Green pass, anche gli autonomi devono esibirlo se vanno a lavorare all’interno di un’azienda

Non può essere altresì motivo di sottrazione all’obbligo di esibire il Green pass nei luoghi di lavoro per gli autonomi il fatto che i controlli siano fatti, come specifica il decreto 127, a cura del “datore di lavoro”, dando quindi un’impronta più propriamente di tipo “subordinato” al rapporto di lavoro. Un commercialista che per redigere il bilancio di un’azienda deve recarsi nella sede del cliente più volte (ma anche se dovesse andarci una sola volta), si vedrebbe richiedere l’esibizione del Green pass all’entrata al pari di un dipendente dell’azienda stessa.

Sanzioni per gli autonomi senza Green pass

Il controllo all’interno dell’azienda, peraltro, potrebbe essere svolto non solo dal personale preposto dal datore di lavoro, ma anche da un pubblico ufficiale. La mancanza del Green pass per il lavoratore autonomo o per la partita Iva comporterebbe la previsione della sanzione, come avverrebbe anche per i dipendenti. L’importo della sanzione varia da 600 a 1500 euro. Fatte le premesse di obbligo di esibire il documento verde, è in ogni modo fare le opportune differenze tra i lavoratori autonomi.

Partite Iva e co.co.co. perdono i compensi della prestazione senza Green pass

I lavoratori autonomi che svolgono la propria attività con il contratto di collaborazione coordinata e continuativa (co.co.co.) o con partita Iva si trovano in una situazione molto simile a quella dei dipendenti aziendali nel momento in cui devono svolgere la propria prestazione all’interno dell’azienda. Pertanto, il controllo all’ingresso dell’addetto si estende, secondo quanto recita il decreto 127, “anche sulla base dei contratti esterni”. In mancanza di Green pass anche le partite Iva e i co.co.co. non potrebbe accedere all’interno. Il risultato è che il committente non è tenuto alla sua prestazione. Di conseguenza, dunque, può esimersi dal pagare il compenso legato alla prestazione.

• [I tuoi compiti]
**1)** Rispondi a queste domande sull'estratto:
(a) Quale professionista viene citato come esempio di lavoratore autonomo che deve entrare nella sede di un cliente?
(b) Oltre al personale preposto dal datore di lavoro, chi potrebbe svolgere il controllo all'interno dell'azienda?
(c) Entro quale intervallo varia l'importo della sanzione?
**2)** Riporta il passo dell'estratto che comincia con "Green pass, anche" e prosegue fino a "dipendente dell’azienda stessa.".
Le righe non hanno alcun rapporto con l'estratto.

• [Righe di dati]
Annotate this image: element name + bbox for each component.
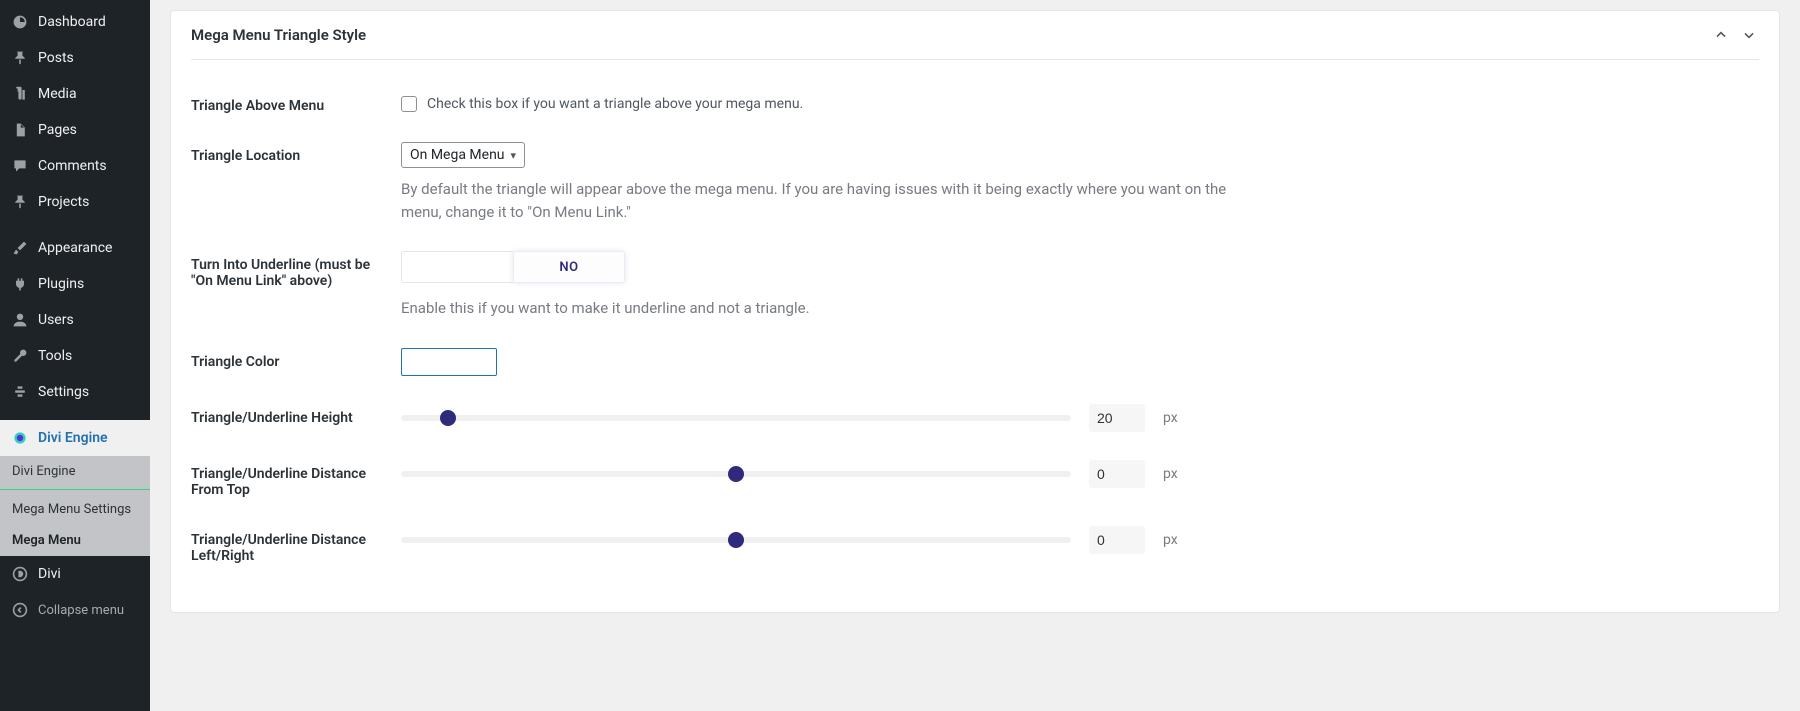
submenu-item-mega-menu-settings[interactable]: Mega Menu Settings bbox=[0, 494, 150, 525]
sidebar-item-media[interactable]: Media bbox=[0, 76, 150, 112]
field-label-height: Triangle/Underline Height bbox=[191, 404, 381, 426]
distance-top-unit: px bbox=[1163, 466, 1178, 482]
submenu-item-divi-engine[interactable]: Divi Engine bbox=[0, 456, 150, 490]
field-label-triangle-location: Triangle Location bbox=[191, 142, 381, 164]
sidebar-item-appearance[interactable]: Appearance bbox=[0, 230, 150, 266]
distance-top-value-input[interactable] bbox=[1089, 460, 1145, 488]
distance-top-slider[interactable] bbox=[401, 471, 1071, 477]
sidebar-item-label: Divi bbox=[38, 566, 61, 582]
sidebar-submenu: Divi Engine Mega Menu Settings Mega Menu bbox=[0, 456, 150, 556]
distance-lr-slider[interactable] bbox=[401, 537, 1071, 543]
underline-toggle[interactable]: NO bbox=[401, 251, 625, 283]
field-label-distance-lr: Triangle/Underline Distance Left/Right bbox=[191, 526, 381, 564]
comment-icon bbox=[10, 156, 30, 176]
distance-lr-unit: px bbox=[1163, 532, 1178, 548]
field-label-triangle-above: Triangle Above Menu bbox=[191, 92, 381, 114]
submenu-item-mega-menu[interactable]: Mega Menu bbox=[0, 525, 150, 556]
triangle-location-help: By default the triangle will appear abov… bbox=[401, 178, 1231, 223]
height-unit: px bbox=[1163, 410, 1178, 426]
sidebar-item-tools[interactable]: Tools bbox=[0, 338, 150, 374]
panel-header: Mega Menu Triangle Style bbox=[191, 11, 1759, 60]
brush-icon bbox=[10, 238, 30, 258]
sidebar-item-label: Projects bbox=[38, 194, 89, 210]
sidebar-item-divi-engine[interactable]: Divi Engine bbox=[0, 420, 150, 456]
field-label-turn-into-underline: Turn Into Underline (must be "On Menu Li… bbox=[191, 251, 381, 289]
panel-move-down-button[interactable] bbox=[1739, 25, 1759, 45]
height-slider[interactable] bbox=[401, 415, 1071, 421]
sidebar-item-comments[interactable]: Comments bbox=[0, 148, 150, 184]
sidebar-item-label: Plugins bbox=[38, 276, 84, 292]
distance-top-slider-thumb[interactable] bbox=[728, 466, 744, 482]
collapse-label: Collapse menu bbox=[38, 603, 124, 618]
sidebar-item-label: Pages bbox=[38, 122, 77, 138]
sidebar-item-plugins[interactable]: Plugins bbox=[0, 266, 150, 302]
triangle-color-swatch[interactable] bbox=[401, 348, 497, 376]
sidebar-item-settings[interactable]: Settings bbox=[0, 374, 150, 410]
triangle-location-select[interactable]: On Mega Menu ▾ bbox=[401, 142, 525, 168]
user-icon bbox=[10, 310, 30, 330]
dashboard-icon bbox=[10, 12, 30, 32]
field-label-distance-top: Triangle/Underline Distance From Top bbox=[191, 460, 381, 498]
sidebar-item-label: Divi Engine bbox=[38, 430, 108, 446]
toggle-no-option[interactable]: NO bbox=[513, 251, 625, 283]
pin-icon bbox=[10, 48, 30, 68]
divi-icon bbox=[10, 564, 30, 584]
height-slider-thumb[interactable] bbox=[440, 410, 456, 426]
sidebar-item-label: Media bbox=[38, 86, 77, 102]
underline-help: Enable this if you want to make it under… bbox=[401, 297, 1231, 320]
admin-sidebar: Dashboard Posts Media Pages Comments Pro… bbox=[0, 0, 150, 711]
settings-panel: Mega Menu Triangle Style Triangle Above … bbox=[170, 10, 1780, 613]
settings-icon bbox=[10, 382, 30, 402]
plug-icon bbox=[10, 274, 30, 294]
main-content: Mega Menu Triangle Style Triangle Above … bbox=[150, 0, 1800, 711]
sidebar-item-label: Settings bbox=[38, 384, 89, 400]
sidebar-item-label: Dashboard bbox=[38, 14, 106, 30]
sidebar-item-label: Tools bbox=[38, 348, 72, 364]
triangle-above-checkbox[interactable] bbox=[401, 96, 417, 112]
distance-lr-slider-thumb[interactable] bbox=[728, 532, 744, 548]
sidebar-item-label: Posts bbox=[38, 50, 74, 66]
sidebar-item-label: Appearance bbox=[38, 240, 112, 256]
media-icon bbox=[10, 84, 30, 104]
pages-icon bbox=[10, 120, 30, 140]
distance-lr-value-input[interactable] bbox=[1089, 526, 1145, 554]
chevron-down-icon: ▾ bbox=[511, 149, 517, 162]
select-value: On Mega Menu bbox=[410, 147, 505, 163]
sidebar-item-label: Users bbox=[38, 312, 74, 328]
sidebar-item-pages[interactable]: Pages bbox=[0, 112, 150, 148]
sidebar-item-label: Comments bbox=[38, 158, 107, 174]
panel-move-up-button[interactable] bbox=[1711, 25, 1731, 45]
wrench-icon bbox=[10, 346, 30, 366]
sidebar-item-dashboard[interactable]: Dashboard bbox=[0, 4, 150, 40]
pin-icon bbox=[10, 192, 30, 212]
sidebar-item-posts[interactable]: Posts bbox=[0, 40, 150, 76]
field-label-triangle-color: Triangle Color bbox=[191, 348, 381, 370]
panel-title: Mega Menu Triangle Style bbox=[191, 26, 366, 44]
toggle-yes-option[interactable] bbox=[401, 251, 513, 283]
collapse-icon bbox=[10, 600, 30, 620]
sidebar-item-projects[interactable]: Projects bbox=[0, 184, 150, 220]
collapse-menu-button[interactable]: Collapse menu bbox=[0, 592, 150, 628]
triangle-above-check-label: Check this box if you want a triangle ab… bbox=[427, 96, 803, 112]
height-value-input[interactable] bbox=[1089, 404, 1145, 432]
sidebar-item-divi[interactable]: Divi bbox=[0, 556, 150, 592]
divi-engine-icon bbox=[10, 428, 30, 448]
sidebar-item-users[interactable]: Users bbox=[0, 302, 150, 338]
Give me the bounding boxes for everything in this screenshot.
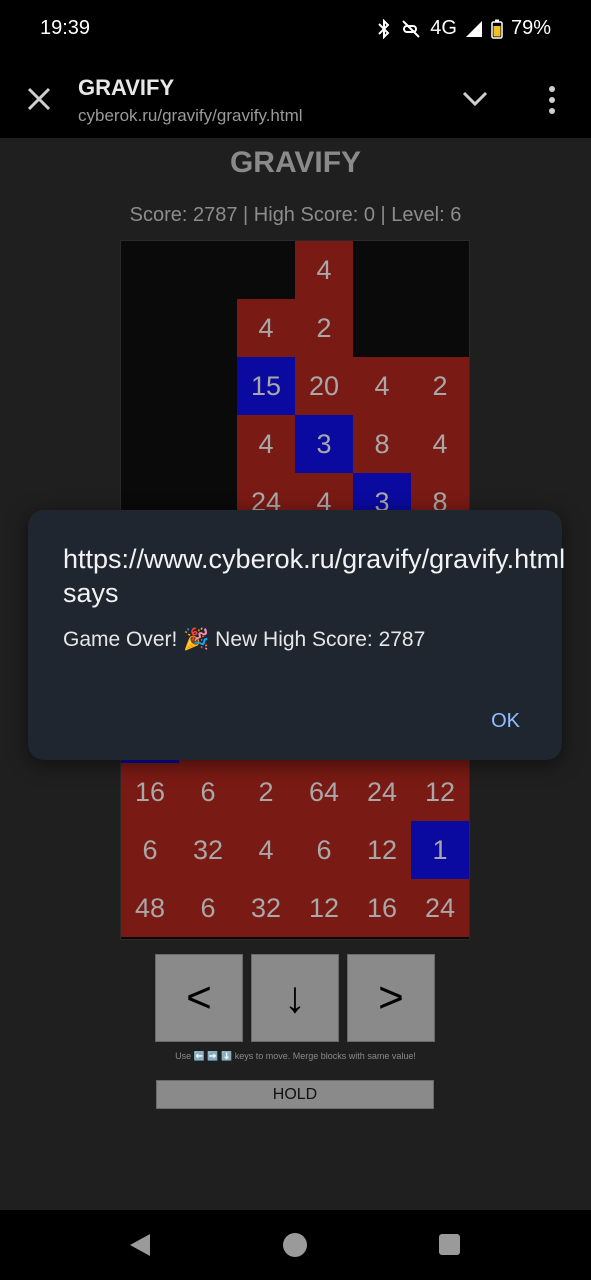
status-time: 19:39 [40,17,91,39]
board-block: 6 [179,763,237,821]
board-block: 20 [295,357,353,415]
board-block: 24 [353,763,411,821]
game-title: GRAVIFY [229,146,362,179]
board-block: 4 [411,415,469,473]
signal-icon [465,20,482,37]
page-url[interactable]: cyberok.ru/gravify/gravify.html [78,106,303,126]
board-block: 64 [295,763,353,821]
hold-button[interactable]: HOLD [156,1080,434,1109]
system-nav-bar [0,1210,591,1280]
board-block: 2 [237,763,295,821]
board-block: 8 [353,415,411,473]
board-block: 12 [353,821,411,879]
board-block: 12 [411,763,469,821]
move-right-button[interactable]: > [347,954,435,1042]
board-block: 3 [295,415,353,473]
board-block: 48 [121,879,179,937]
board-block: 4 [237,415,295,473]
board-block: 4 [295,241,353,299]
board-block: 24 [411,879,469,937]
battery-icon [491,19,503,39]
board-block: 16 [353,879,411,937]
board-block: 12 [295,879,353,937]
board-block: 1 [411,821,469,879]
board-block: 2 [295,299,353,357]
board-block: 4 [237,821,295,879]
more-vert-icon[interactable] [544,85,560,115]
page-title: GRAVIFY [78,75,175,100]
chevron-down-icon[interactable] [462,90,488,108]
close-icon[interactable] [26,86,52,112]
board-block: 32 [179,821,237,879]
board-block: 4 [353,357,411,415]
board-block: 2 [411,357,469,415]
board-block: 4 [237,299,295,357]
board-block: 6 [121,821,179,879]
back-icon[interactable] [128,1233,152,1257]
help-text: Use ⬅️ ➡️ ⬇️ keys to move. Merge blocks … [175,1051,416,1061]
browser-toolbar: GRAVIFY cyberok.ru/gravify/gravify.html [0,60,591,138]
board-block: 6 [179,879,237,937]
status-icons: 4G 79% [376,17,551,40]
alert-dialog: https://www.cyberok.ru/gravify/gravify.h… [28,510,566,760]
board-block: 16 [121,763,179,821]
score-line: Score: 2787 | High Score: 0 | Level: 6 [129,204,462,226]
board-block: 15 [237,357,295,415]
network-type: 4G [430,17,457,39]
ok-button[interactable]: OK [491,710,520,733]
battery-level: 79% [510,17,551,39]
bluetooth-icon [378,18,390,39]
dialog-title: https://www.cyberok.ru/gravify/gravify.h… [63,544,566,608]
mute-icon [402,19,420,38]
dialog-message: Game Over! 🎉 New High Score: 2787 [63,628,426,651]
status-bar: 19:39 4G 79% [0,0,591,60]
board-block: 6 [295,821,353,879]
board-block: 32 [237,879,295,937]
recents-icon[interactable] [439,1234,460,1255]
home-icon[interactable] [283,1233,307,1257]
move-down-button[interactable]: ↓ [251,954,339,1042]
move-left-button[interactable]: < [155,954,243,1042]
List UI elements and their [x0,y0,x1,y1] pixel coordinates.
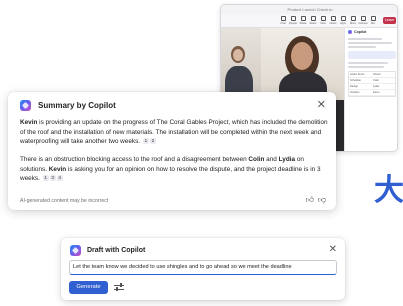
window-title: Product Launch Check-in [287,7,333,12]
panel-text-line [348,46,376,48]
panel-text-line [348,66,384,68]
citation-badge[interactable]: 1 [142,138,149,144]
toolbar-raise[interactable]: Raise [299,16,307,26]
adjust-settings-icon[interactable] [114,283,124,292]
panel-text-line [348,38,382,40]
more-icon [350,16,356,21]
people-icon [290,16,296,21]
thumbs-up-icon[interactable]: 👍︎ [306,195,314,204]
chat-icon [280,16,286,21]
citation-badge[interactable]: 1 [42,175,49,181]
toolbar-apps[interactable]: Apps [339,16,347,26]
citation-badge[interactable]: 4 [56,175,63,181]
react-icon [310,16,316,21]
summary-paragraph-2: There is an obstruction blocking access … [20,156,321,182]
toolbar-react[interactable]: React [309,16,317,26]
summary-paragraph-1: Kevin is providing an update on the prog… [20,119,328,145]
citation-badge[interactable]: 3 [49,175,56,181]
copilot-summary-card: Summary by Copilot ✕ Kevin is providing … [8,92,336,210]
notes-icon [330,16,336,21]
view-icon [320,16,326,21]
copilot-icon [70,245,81,256]
camera-icon [360,16,366,21]
draft-with-copilot-card: Draft with Copilot ✕ Let the team know w… [61,238,345,300]
toolbar-view[interactable]: View [319,16,327,26]
apps-icon [340,16,346,21]
copilot-icon [348,30,352,34]
copilot-side-panel: Copilot Action Items Owner Schedule Colin … [344,28,397,151]
hand-icon [300,16,306,21]
participant-video-1 [221,28,261,100]
toolbar-camera[interactable]: Camera [358,16,368,26]
summary-header: Summary by Copilot [20,100,116,111]
toolbar-chat[interactable]: Chat [279,16,287,26]
generate-button[interactable]: Generate [69,281,108,294]
draft-prompt-input[interactable]: Let the team know we decided to use shin… [69,260,337,275]
thumbs-down-icon[interactable]: 👎︎ [318,195,326,204]
panel-text-line [348,42,392,44]
table-row: Vendors Kevin [349,90,395,96]
ai-disclaimer: AI-generated content may be incorrect [20,198,109,204]
participant-face [291,42,313,70]
mic-icon [370,16,376,21]
close-icon[interactable]: ✕ [317,100,326,111]
draft-title: Draft with Copilot [87,247,146,254]
headline-character: 大 [374,173,403,208]
copilot-panel-header: Copilot [345,28,397,36]
close-icon[interactable]: ✕ [329,244,337,255]
draft-header: Draft with Copilot [70,245,145,256]
participant-video-2 [261,28,344,100]
participant-face [233,49,243,61]
toolbar-more[interactable]: More [349,16,357,26]
action-items-table: Action Items Owner Schedule Colin Design Ly… [348,71,396,97]
panel-text-line [348,62,388,64]
summary-title: Summary by Copilot [38,101,116,110]
leave-button[interactable]: Leave [383,17,396,24]
screenshot-stage: Product Launch Check-in Chat People Rais… [0,0,403,306]
toolbar-people[interactable]: People [289,16,297,26]
copilot-icon [20,100,31,111]
toolbar-notes[interactable]: Notes [329,16,337,26]
citation-badge[interactable]: 2 [149,138,156,144]
toolbar-mic[interactable]: Mic [369,16,377,26]
panel-suggestion-card[interactable] [348,51,396,59]
meeting-toolbar: Chat People Raise React View Notes Apps … [221,14,397,28]
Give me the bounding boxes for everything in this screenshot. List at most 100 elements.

• [Risposte in ordine]
**1)**
(a) Un commercialista che deve redigere il bilancio di un'azienda.
(b) Un pubblico ufficiale.
(c) Da 600 a 1500 euro.

**2)**
Green pass, anche gli autonomi devono esibirlo se vanno a lavorare all’interno di un’azienda

Non può essere altresì motivo di sottrazione all’obbligo di esibire il Green pass nei luoghi di lavoro per gli autonomi il fatto che i controlli siano fatti, come specifica il decreto 127, a cura del “datore di lavoro”, dando quindi un’impronta più propriamente di tipo “subordinato” al rapporto di lavoro. Un commercialista che per redigere il bilancio di un’azienda deve recarsi nella sede del cliente più volte (ma anche se dovesse andarci una sola volta), si vedrebbe richiedere l’esibizione del Green pass all’entrata al pari di un dipendente dell’azienda stessa.